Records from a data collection

================================

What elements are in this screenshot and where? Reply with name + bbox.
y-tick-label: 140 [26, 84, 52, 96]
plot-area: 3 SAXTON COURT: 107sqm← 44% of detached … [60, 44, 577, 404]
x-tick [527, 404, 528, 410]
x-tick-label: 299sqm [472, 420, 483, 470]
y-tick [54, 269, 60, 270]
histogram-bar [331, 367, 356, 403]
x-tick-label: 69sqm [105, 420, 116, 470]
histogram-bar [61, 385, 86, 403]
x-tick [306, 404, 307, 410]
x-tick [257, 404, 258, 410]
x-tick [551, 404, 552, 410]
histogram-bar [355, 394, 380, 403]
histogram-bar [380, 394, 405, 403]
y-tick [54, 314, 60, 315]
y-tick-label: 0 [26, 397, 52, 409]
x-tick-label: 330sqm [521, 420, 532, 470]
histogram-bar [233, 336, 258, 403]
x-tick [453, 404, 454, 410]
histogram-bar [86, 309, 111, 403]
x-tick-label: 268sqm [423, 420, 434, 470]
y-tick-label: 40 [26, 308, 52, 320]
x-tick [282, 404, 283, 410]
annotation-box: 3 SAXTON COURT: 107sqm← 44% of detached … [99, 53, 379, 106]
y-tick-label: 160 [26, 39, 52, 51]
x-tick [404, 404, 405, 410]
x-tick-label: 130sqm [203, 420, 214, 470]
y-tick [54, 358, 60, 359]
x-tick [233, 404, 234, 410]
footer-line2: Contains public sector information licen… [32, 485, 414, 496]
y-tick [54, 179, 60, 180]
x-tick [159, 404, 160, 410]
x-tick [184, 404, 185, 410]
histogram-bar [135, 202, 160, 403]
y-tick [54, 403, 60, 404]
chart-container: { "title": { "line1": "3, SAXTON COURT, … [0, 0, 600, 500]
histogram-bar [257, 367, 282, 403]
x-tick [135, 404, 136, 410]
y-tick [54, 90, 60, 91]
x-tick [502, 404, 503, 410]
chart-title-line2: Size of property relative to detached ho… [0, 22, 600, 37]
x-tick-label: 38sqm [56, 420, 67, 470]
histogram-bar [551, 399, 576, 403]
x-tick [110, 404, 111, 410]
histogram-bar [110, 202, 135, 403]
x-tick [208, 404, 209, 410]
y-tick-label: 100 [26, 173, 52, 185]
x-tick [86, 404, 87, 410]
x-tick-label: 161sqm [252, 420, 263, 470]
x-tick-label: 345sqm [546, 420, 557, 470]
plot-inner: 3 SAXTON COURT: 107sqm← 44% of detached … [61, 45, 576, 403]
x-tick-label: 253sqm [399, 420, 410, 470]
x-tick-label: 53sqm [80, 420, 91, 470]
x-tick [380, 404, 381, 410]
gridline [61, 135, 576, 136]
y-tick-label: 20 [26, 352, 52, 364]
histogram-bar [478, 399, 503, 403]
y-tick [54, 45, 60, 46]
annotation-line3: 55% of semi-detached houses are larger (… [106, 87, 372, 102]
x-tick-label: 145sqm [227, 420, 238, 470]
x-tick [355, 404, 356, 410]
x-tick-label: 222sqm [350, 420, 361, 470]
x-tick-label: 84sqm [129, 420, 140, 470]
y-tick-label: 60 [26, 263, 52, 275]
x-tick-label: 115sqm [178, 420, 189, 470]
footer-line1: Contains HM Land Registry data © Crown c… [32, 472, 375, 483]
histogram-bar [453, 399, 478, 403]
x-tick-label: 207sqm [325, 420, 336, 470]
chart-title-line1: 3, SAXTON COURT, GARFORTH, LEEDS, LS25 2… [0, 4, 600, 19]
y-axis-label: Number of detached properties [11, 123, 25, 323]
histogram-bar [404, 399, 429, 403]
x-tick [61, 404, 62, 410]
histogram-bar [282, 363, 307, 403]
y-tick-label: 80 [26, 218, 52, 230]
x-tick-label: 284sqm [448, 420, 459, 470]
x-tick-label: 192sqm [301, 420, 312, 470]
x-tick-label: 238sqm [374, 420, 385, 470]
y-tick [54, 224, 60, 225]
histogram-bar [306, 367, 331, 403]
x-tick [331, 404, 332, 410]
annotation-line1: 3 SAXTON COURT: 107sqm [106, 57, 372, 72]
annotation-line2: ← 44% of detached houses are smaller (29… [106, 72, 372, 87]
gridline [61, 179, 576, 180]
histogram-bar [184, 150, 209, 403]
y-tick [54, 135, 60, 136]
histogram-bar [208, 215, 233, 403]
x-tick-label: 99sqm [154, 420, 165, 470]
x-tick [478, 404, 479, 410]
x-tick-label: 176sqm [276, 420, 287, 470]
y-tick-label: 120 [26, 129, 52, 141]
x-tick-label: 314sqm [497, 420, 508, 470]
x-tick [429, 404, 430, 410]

================================

[WHAT IS NEEDED] Repeat every line of the records above word for word, keeping the original order.

[TASK RESULT]
What elements are in this screenshot and where? Reply with name + bbox.
y-tick-label: 140 [26, 84, 52, 96]
plot-area: 3 SAXTON COURT: 107sqm← 44% of detached … [60, 44, 577, 404]
x-tick [527, 404, 528, 410]
x-tick-label: 299sqm [472, 420, 483, 470]
y-tick [54, 269, 60, 270]
histogram-bar [331, 367, 356, 403]
x-tick-label: 69sqm [105, 420, 116, 470]
histogram-bar [61, 385, 86, 403]
x-tick [306, 404, 307, 410]
x-tick [257, 404, 258, 410]
x-tick [551, 404, 552, 410]
histogram-bar [355, 394, 380, 403]
histogram-bar [380, 394, 405, 403]
y-tick [54, 314, 60, 315]
y-tick-label: 0 [26, 397, 52, 409]
x-tick-label: 330sqm [521, 420, 532, 470]
histogram-bar [233, 336, 258, 403]
x-tick [453, 404, 454, 410]
histogram-bar [86, 309, 111, 403]
x-tick-label: 268sqm [423, 420, 434, 470]
y-tick-label: 40 [26, 308, 52, 320]
x-tick [282, 404, 283, 410]
annotation-box: 3 SAXTON COURT: 107sqm← 44% of detached … [99, 53, 379, 106]
y-tick-label: 160 [26, 39, 52, 51]
x-tick [404, 404, 405, 410]
x-tick-label: 130sqm [203, 420, 214, 470]
y-tick [54, 358, 60, 359]
x-tick [233, 404, 234, 410]
footer-line2: Contains public sector information licen… [32, 485, 414, 496]
y-tick [54, 179, 60, 180]
x-tick [159, 404, 160, 410]
x-tick [184, 404, 185, 410]
histogram-bar [135, 202, 160, 403]
y-tick [54, 403, 60, 404]
chart-container: { "title": { "line1": "3, SAXTON COURT, … [0, 0, 600, 500]
histogram-bar [257, 367, 282, 403]
x-tick [135, 404, 136, 410]
y-tick [54, 90, 60, 91]
x-tick [502, 404, 503, 410]
chart-title-line2: Size of property relative to detached ho… [0, 22, 600, 37]
x-tick-label: 38sqm [56, 420, 67, 470]
histogram-bar [551, 399, 576, 403]
x-tick [110, 404, 111, 410]
histogram-bar [110, 202, 135, 403]
x-tick [208, 404, 209, 410]
y-tick-label: 100 [26, 173, 52, 185]
x-tick [86, 404, 87, 410]
x-tick-label: 161sqm [252, 420, 263, 470]
x-tick-label: 345sqm [546, 420, 557, 470]
plot-inner: 3 SAXTON COURT: 107sqm← 44% of detached … [61, 45, 576, 403]
x-tick-label: 253sqm [399, 420, 410, 470]
x-tick-label: 53sqm [80, 420, 91, 470]
x-tick [380, 404, 381, 410]
gridline [61, 135, 576, 136]
y-tick-label: 20 [26, 352, 52, 364]
histogram-bar [478, 399, 503, 403]
y-tick [54, 45, 60, 46]
annotation-line3: 55% of semi-detached houses are larger (… [106, 87, 372, 102]
x-tick-label: 145sqm [227, 420, 238, 470]
x-tick [355, 404, 356, 410]
x-tick-label: 222sqm [350, 420, 361, 470]
x-tick-label: 84sqm [129, 420, 140, 470]
y-tick-label: 60 [26, 263, 52, 275]
x-tick-label: 115sqm [178, 420, 189, 470]
footer-line1: Contains HM Land Registry data © Crown c… [32, 472, 375, 483]
histogram-bar [453, 399, 478, 403]
x-tick-label: 207sqm [325, 420, 336, 470]
chart-title-line1: 3, SAXTON COURT, GARFORTH, LEEDS, LS25 2… [0, 4, 600, 19]
y-axis-label: Number of detached properties [11, 123, 25, 323]
histogram-bar [404, 399, 429, 403]
x-tick [61, 404, 62, 410]
histogram-bar [282, 363, 307, 403]
y-tick-label: 80 [26, 218, 52, 230]
x-tick-label: 284sqm [448, 420, 459, 470]
x-tick-label: 192sqm [301, 420, 312, 470]
x-tick-label: 238sqm [374, 420, 385, 470]
y-tick [54, 224, 60, 225]
histogram-bar [306, 367, 331, 403]
x-tick [331, 404, 332, 410]
annotation-line1: 3 SAXTON COURT: 107sqm [106, 57, 372, 72]
annotation-line2: ← 44% of detached houses are smaller (29… [106, 72, 372, 87]
gridline [61, 179, 576, 180]
histogram-bar [184, 150, 209, 403]
y-tick [54, 135, 60, 136]
histogram-bar [208, 215, 233, 403]
x-tick-label: 99sqm [154, 420, 165, 470]
x-tick [478, 404, 479, 410]
x-tick-label: 176sqm [276, 420, 287, 470]
y-tick-label: 120 [26, 129, 52, 141]
x-tick-label: 314sqm [497, 420, 508, 470]
x-tick [429, 404, 430, 410]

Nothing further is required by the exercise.